§ **PROBLEM**: Your task is to repeat the entries word for word while leaving out the pictures.

§ **Extracts from a graphics dataset**:
****************
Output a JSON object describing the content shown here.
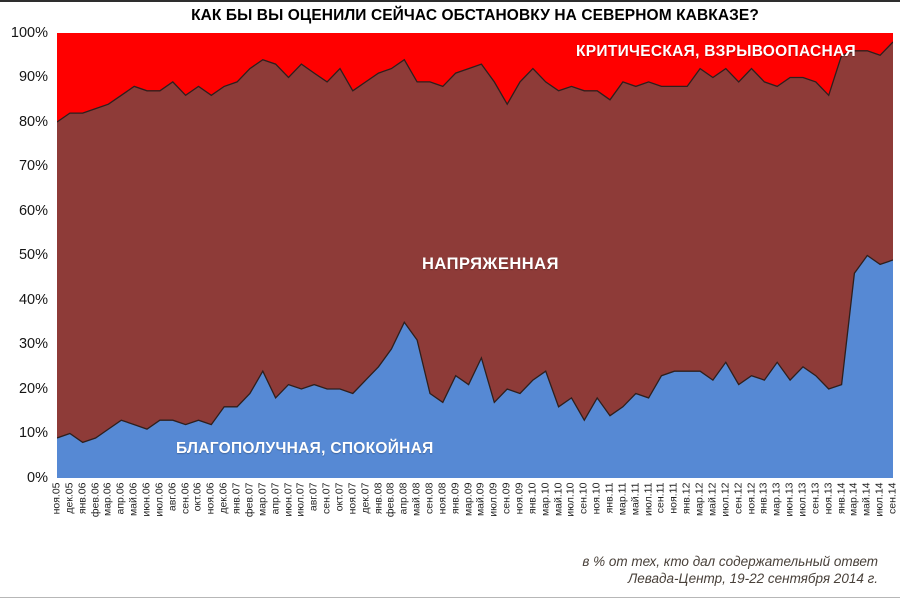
{
  "title": "КАК БЫ ВЫ ОЦЕНИЛИ СЕЙЧАС ОБСТАНОВКУ НА СЕВЕРНОМ КАВКАЗЕ?",
  "footer": {
    "line1": "в % от тех, кто дал содержательный ответ",
    "line2": "Левада-Центр, 19-22 сентября 2014 г."
  },
  "y_axis": {
    "tick_labels": [
      "100%",
      "90%",
      "80%",
      "70%",
      "60%",
      "50%",
      "40%",
      "30%",
      "20%",
      "10%",
      "0%"
    ]
  },
  "chart_data": {
    "type": "area",
    "stacked": true,
    "unit": "%",
    "ylim": [
      0,
      100
    ],
    "grid": false,
    "legend_position": "labels-inside-areas",
    "outline_color": "#2E1F1D",
    "categories": [
      "ноя.05",
      "дек.05",
      "янв.06",
      "фев.06",
      "мар.06",
      "апр.06",
      "май.06",
      "июн.06",
      "июл.06",
      "авг.06",
      "сен.06",
      "окт.06",
      "ноя.06",
      "дек.06",
      "янв.07",
      "фев.07",
      "мар.07",
      "апр.07",
      "июн.07",
      "июл.07",
      "авг.07",
      "сен.07",
      "окт.07",
      "ноя.07",
      "дек.07",
      "янв.08",
      "фев.08",
      "апр.08",
      "май.08",
      "сен.08",
      "ноя.08",
      "янв.09",
      "мар.09",
      "май.09",
      "июл.09",
      "сен.09",
      "ноя.09",
      "янв.10",
      "мар.10",
      "май.10",
      "июл.10",
      "сен.10",
      "ноя.10",
      "янв.11",
      "мар.11",
      "май.11",
      "июл.11",
      "сен.11",
      "ноя.11",
      "янв.12",
      "мар.12",
      "май.12",
      "июл.12",
      "сен.12",
      "ноя.12",
      "янв.13",
      "мар.13",
      "июн.13",
      "июл.13",
      "сен.13",
      "ноя.13",
      "янв.14",
      "мар.14",
      "май.14",
      "июл.14",
      "сен.14"
    ],
    "series": [
      {
        "name": "БЛАГОПОЛУЧНАЯ, СПОКОЙНАЯ",
        "color": "#5689D4",
        "values": [
          9,
          10,
          8,
          9,
          11,
          13,
          12,
          11,
          13,
          13,
          12,
          13,
          12,
          16,
          16,
          19,
          24,
          18,
          21,
          20,
          21,
          20,
          20,
          19,
          22,
          25,
          29,
          35,
          31,
          19,
          17,
          23,
          21,
          27,
          17,
          20,
          19,
          22,
          24,
          16,
          18,
          13,
          18,
          14,
          16,
          19,
          18,
          23,
          24,
          24,
          24,
          22,
          26,
          21,
          23,
          22,
          26,
          22,
          25,
          23,
          20,
          21,
          46,
          50,
          48,
          49
        ]
      },
      {
        "name": "НАПРЯЖЕННАЯ",
        "color": "#8E3B38",
        "values": [
          71,
          72,
          74,
          74,
          73,
          73,
          76,
          76,
          74,
          76,
          74,
          75,
          74,
          72,
          73,
          73,
          70,
          75,
          69,
          73,
          70,
          69,
          72,
          68,
          67,
          66,
          63,
          59,
          58,
          70,
          71,
          68,
          71,
          66,
          72,
          64,
          70,
          70,
          65,
          71,
          70,
          74,
          69,
          71,
          73,
          69,
          71,
          65,
          64,
          64,
          68,
          68,
          66,
          68,
          69,
          67,
          62,
          68,
          65,
          66,
          66,
          74,
          50,
          46,
          47,
          49
        ]
      },
      {
        "name": "КРИТИЧЕСКАЯ, ВЗРЫВООПАСНАЯ",
        "color": "#FF0000",
        "values": [
          20,
          18,
          18,
          17,
          16,
          14,
          12,
          13,
          13,
          11,
          14,
          12,
          14,
          12,
          11,
          8,
          6,
          7,
          10,
          7,
          9,
          11,
          8,
          13,
          11,
          9,
          8,
          6,
          11,
          11,
          12,
          9,
          8,
          7,
          11,
          16,
          11,
          8,
          11,
          13,
          12,
          13,
          13,
          15,
          11,
          12,
          11,
          12,
          12,
          12,
          8,
          10,
          8,
          11,
          8,
          11,
          12,
          10,
          10,
          11,
          14,
          5,
          4,
          4,
          5,
          2
        ]
      }
    ]
  }
}
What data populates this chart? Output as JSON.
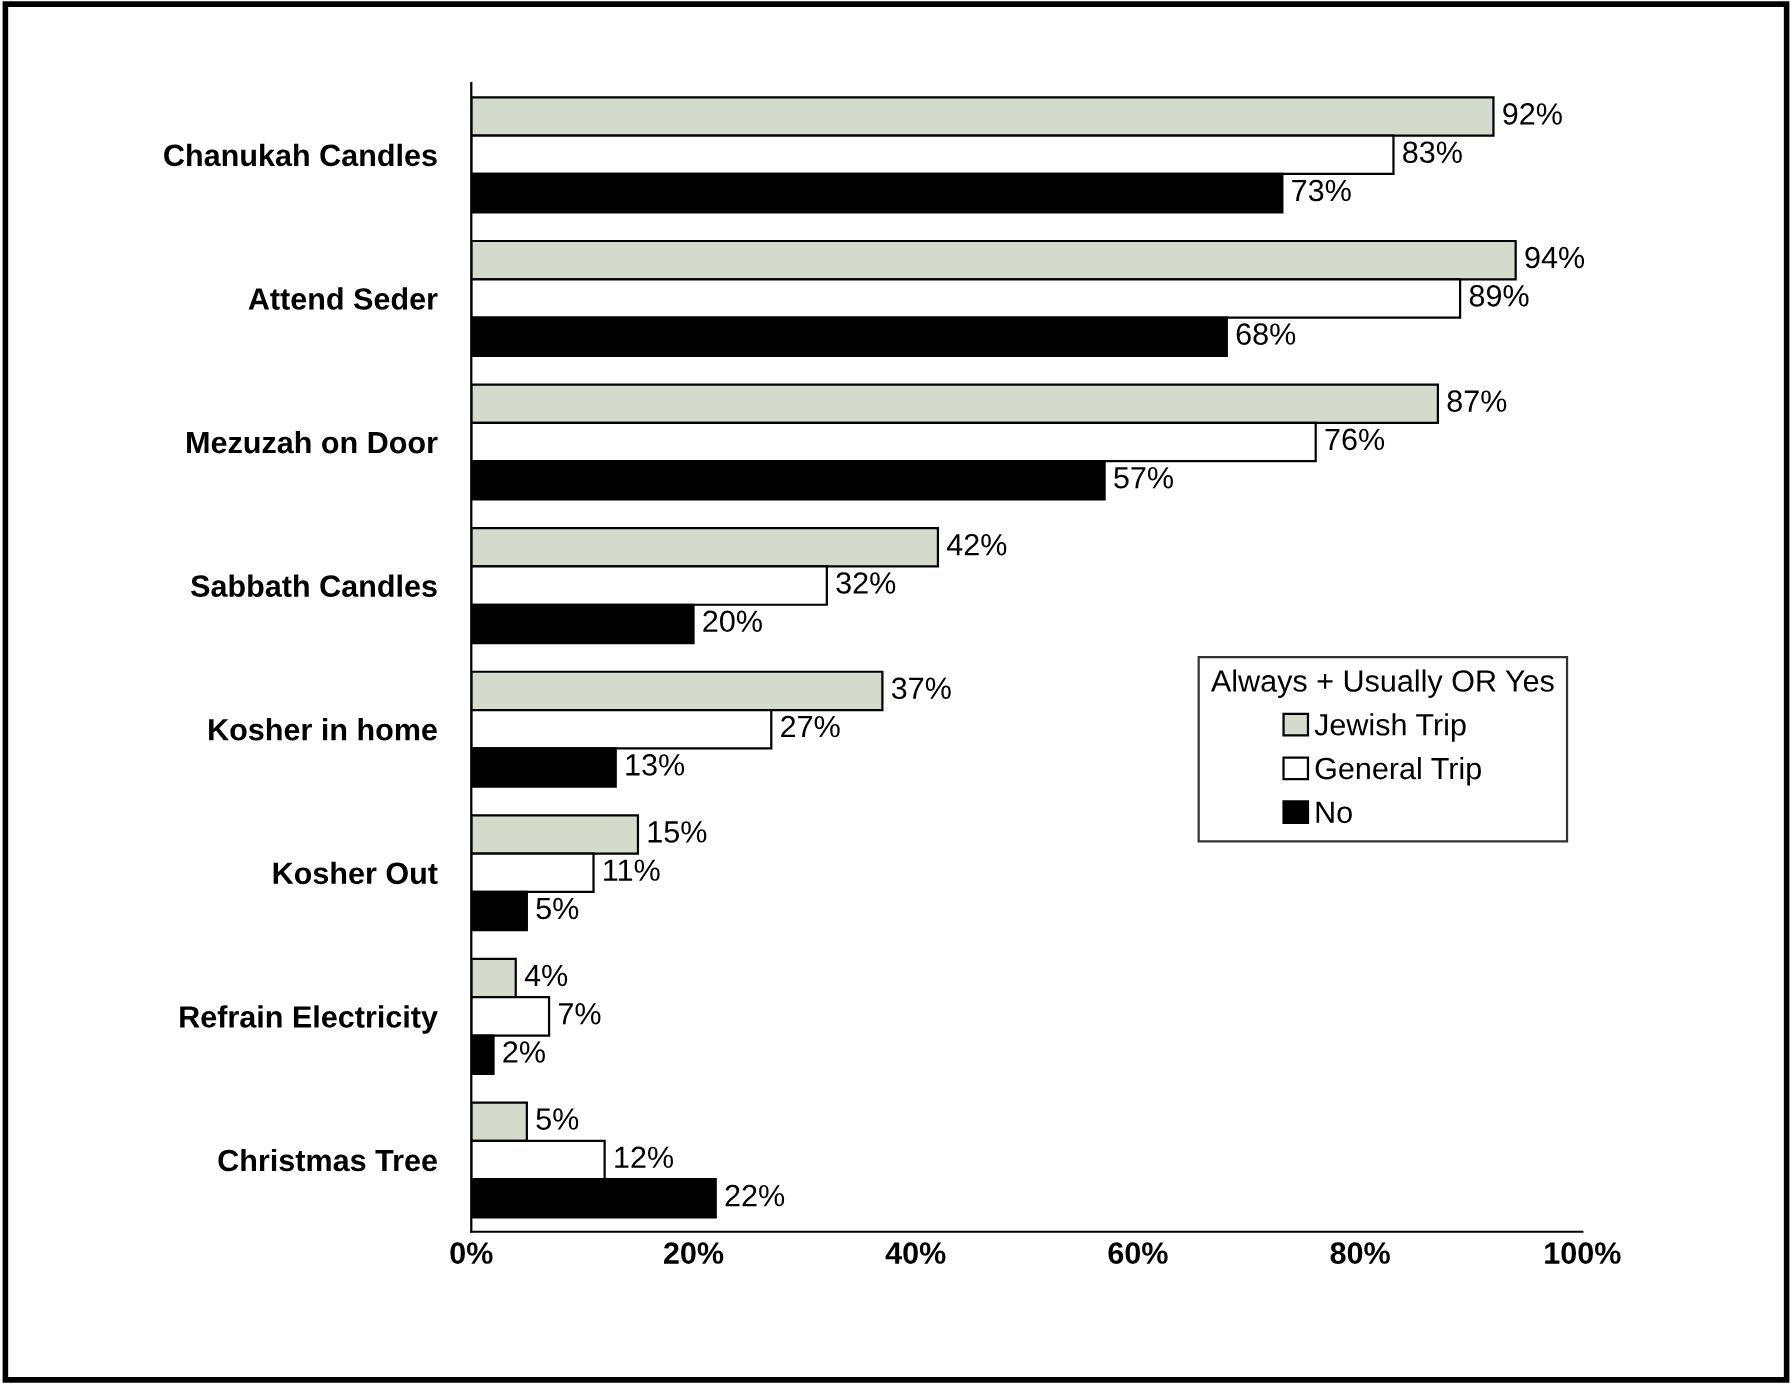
{
  "chart_data": {
    "type": "bar",
    "orientation": "horizontal",
    "categories": [
      "Chanukah Candles",
      "Attend Seder",
      "Mezuzah on Door",
      "Sabbath Candles",
      "Kosher in home",
      "Kosher Out",
      "Refrain Electricity",
      "Christmas Tree"
    ],
    "series": [
      {
        "name": "Jewish Trip",
        "color": "#d4dbcc",
        "values": [
          92,
          94,
          87,
          42,
          37,
          15,
          4,
          5
        ],
        "value_labels": [
          "92%",
          "94%",
          "87%",
          "42%",
          "37%",
          "15%",
          "4%",
          "5%"
        ]
      },
      {
        "name": "General Trip",
        "color": "#ffffff",
        "values": [
          83,
          89,
          76,
          32,
          27,
          11,
          7,
          12
        ],
        "value_labels": [
          "83%",
          "89%",
          "76%",
          "32%",
          "27%",
          "11%",
          "7%",
          "12%"
        ]
      },
      {
        "name": "No",
        "color": "#000000",
        "values": [
          73,
          68,
          57,
          20,
          13,
          5,
          2,
          22
        ],
        "value_labels": [
          "73%",
          "68%",
          "57%",
          "20%",
          "13%",
          "5%",
          "2%",
          "22%"
        ]
      }
    ],
    "xlim": [
      0,
      100
    ],
    "xticks": [
      {
        "value": 0,
        "label": "0%"
      },
      {
        "value": 20,
        "label": "20%"
      },
      {
        "value": 40,
        "label": "40%"
      },
      {
        "value": 60,
        "label": "60%"
      },
      {
        "value": 80,
        "label": "80%"
      },
      {
        "value": 100,
        "label": "100%"
      }
    ],
    "legend": "right",
    "legend_title": "Always + Usually OR Yes",
    "grid": false
  }
}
****************
§ **OUTPUT FOR THIS TASK**:
Output a JSON object describing the content shown here.
{
  "title": "КАК БЫ ВЫ ОЦЕНИЛИ СЕЙЧАС ОБСТАНОВКУ НА СЕВЕРНОМ КАВКАЗЕ?",
  "footer": {
    "line1": "в % от тех, кто дал содержательный ответ",
    "line2": "Левада-Центр, 19-22 сентября 2014 г."
  },
  "y_axis": {
    "tick_labels": [
      "100%",
      "90%",
      "80%",
      "70%",
      "60%",
      "50%",
      "40%",
      "30%",
      "20%",
      "10%",
      "0%"
    ]
  },
  "chart_data": {
    "type": "area",
    "stacked": true,
    "unit": "%",
    "ylim": [
      0,
      100
    ],
    "grid": false,
    "legend_position": "labels-inside-areas",
    "outline_color": "#2E1F1D",
    "categories": [
      "ноя.05",
      "дек.05",
      "янв.06",
      "фев.06",
      "мар.06",
      "апр.06",
      "май.06",
      "июн.06",
      "июл.06",
      "авг.06",
      "сен.06",
      "окт.06",
      "ноя.06",
      "дек.06",
      "янв.07",
      "фев.07",
      "мар.07",
      "апр.07",
      "июн.07",
      "июл.07",
      "авг.07",
      "сен.07",
      "окт.07",
      "ноя.07",
      "дек.07",
      "янв.08",
      "фев.08",
      "апр.08",
      "май.08",
      "сен.08",
      "ноя.08",
      "янв.09",
      "мар.09",
      "май.09",
      "июл.09",
      "сен.09",
      "ноя.09",
      "янв.10",
      "мар.10",
      "май.10",
      "июл.10",
      "сен.10",
      "ноя.10",
      "янв.11",
      "мар.11",
      "май.11",
      "июл.11",
      "сен.11",
      "ноя.11",
      "янв.12",
      "мар.12",
      "май.12",
      "июл.12",
      "сен.12",
      "ноя.12",
      "янв.13",
      "мар.13",
      "июн.13",
      "июл.13",
      "сен.13",
      "ноя.13",
      "янв.14",
      "мар.14",
      "май.14",
      "июл.14",
      "сен.14"
    ],
    "series": [
      {
        "name": "БЛАГОПОЛУЧНАЯ, СПОКОЙНАЯ",
        "color": "#5689D4",
        "values": [
          9,
          10,
          8,
          9,
          11,
          13,
          12,
          11,
          13,
          13,
          12,
          13,
          12,
          16,
          16,
          19,
          24,
          18,
          21,
          20,
          21,
          20,
          20,
          19,
          22,
          25,
          29,
          35,
          31,
          19,
          17,
          23,
          21,
          27,
          17,
          20,
          19,
          22,
          24,
          16,
          18,
          13,
          18,
          14,
          16,
          19,
          18,
          23,
          24,
          24,
          24,
          22,
          26,
          21,
          23,
          22,
          26,
          22,
          25,
          23,
          20,
          21,
          46,
          50,
          48,
          49
        ]
      },
      {
        "name": "НАПРЯЖЕННАЯ",
        "color": "#8E3B38",
        "values": [
          71,
          72,
          74,
          74,
          73,
          73,
          76,
          76,
          74,
          76,
          74,
          75,
          74,
          72,
          73,
          73,
          70,
          75,
          69,
          73,
          70,
          69,
          72,
          68,
          67,
          66,
          63,
          59,
          58,
          70,
          71,
          68,
          71,
          66,
          72,
          64,
          70,
          70,
          65,
          71,
          70,
          74,
          69,
          71,
          73,
          69,
          71,
          65,
          64,
          64,
          68,
          68,
          66,
          68,
          69,
          67,
          62,
          68,
          65,
          66,
          66,
          74,
          50,
          46,
          47,
          49
        ]
      },
      {
        "name": "КРИТИЧЕСКАЯ, ВЗРЫВООПАСНАЯ",
        "color": "#FF0000",
        "values": [
          20,
          18,
          18,
          17,
          16,
          14,
          12,
          13,
          13,
          11,
          14,
          12,
          14,
          12,
          11,
          8,
          6,
          7,
          10,
          7,
          9,
          11,
          8,
          13,
          11,
          9,
          8,
          6,
          11,
          11,
          12,
          9,
          8,
          7,
          11,
          16,
          11,
          8,
          11,
          13,
          12,
          13,
          13,
          15,
          11,
          12,
          11,
          12,
          12,
          12,
          8,
          10,
          8,
          11,
          8,
          11,
          12,
          10,
          10,
          11,
          14,
          5,
          4,
          4,
          5,
          2
        ]
      }
    ]
  }
}
What data populates this chart? Output as JSON.
{
  "chart_data": {
    "type": "bar",
    "orientation": "horizontal",
    "categories": [
      "Chanukah Candles",
      "Attend Seder",
      "Mezuzah on Door",
      "Sabbath Candles",
      "Kosher in home",
      "Kosher Out",
      "Refrain Electricity",
      "Christmas Tree"
    ],
    "series": [
      {
        "name": "Jewish Trip",
        "color": "#d4dbcc",
        "values": [
          92,
          94,
          87,
          42,
          37,
          15,
          4,
          5
        ],
        "value_labels": [
          "92%",
          "94%",
          "87%",
          "42%",
          "37%",
          "15%",
          "4%",
          "5%"
        ]
      },
      {
        "name": "General Trip",
        "color": "#ffffff",
        "values": [
          83,
          89,
          76,
          32,
          27,
          11,
          7,
          12
        ],
        "value_labels": [
          "83%",
          "89%",
          "76%",
          "32%",
          "27%",
          "11%",
          "7%",
          "12%"
        ]
      },
      {
        "name": "No",
        "color": "#000000",
        "values": [
          73,
          68,
          57,
          20,
          13,
          5,
          2,
          22
        ],
        "value_labels": [
          "73%",
          "68%",
          "57%",
          "20%",
          "13%",
          "5%",
          "2%",
          "22%"
        ]
      }
    ],
    "xlim": [
      0,
      100
    ],
    "xticks": [
      {
        "value": 0,
        "label": "0%"
      },
      {
        "value": 20,
        "label": "20%"
      },
      {
        "value": 40,
        "label": "40%"
      },
      {
        "value": 60,
        "label": "60%"
      },
      {
        "value": 80,
        "label": "80%"
      },
      {
        "value": 100,
        "label": "100%"
      }
    ],
    "legend": "right",
    "legend_title": "Always + Usually OR Yes",
    "grid": false
  }
}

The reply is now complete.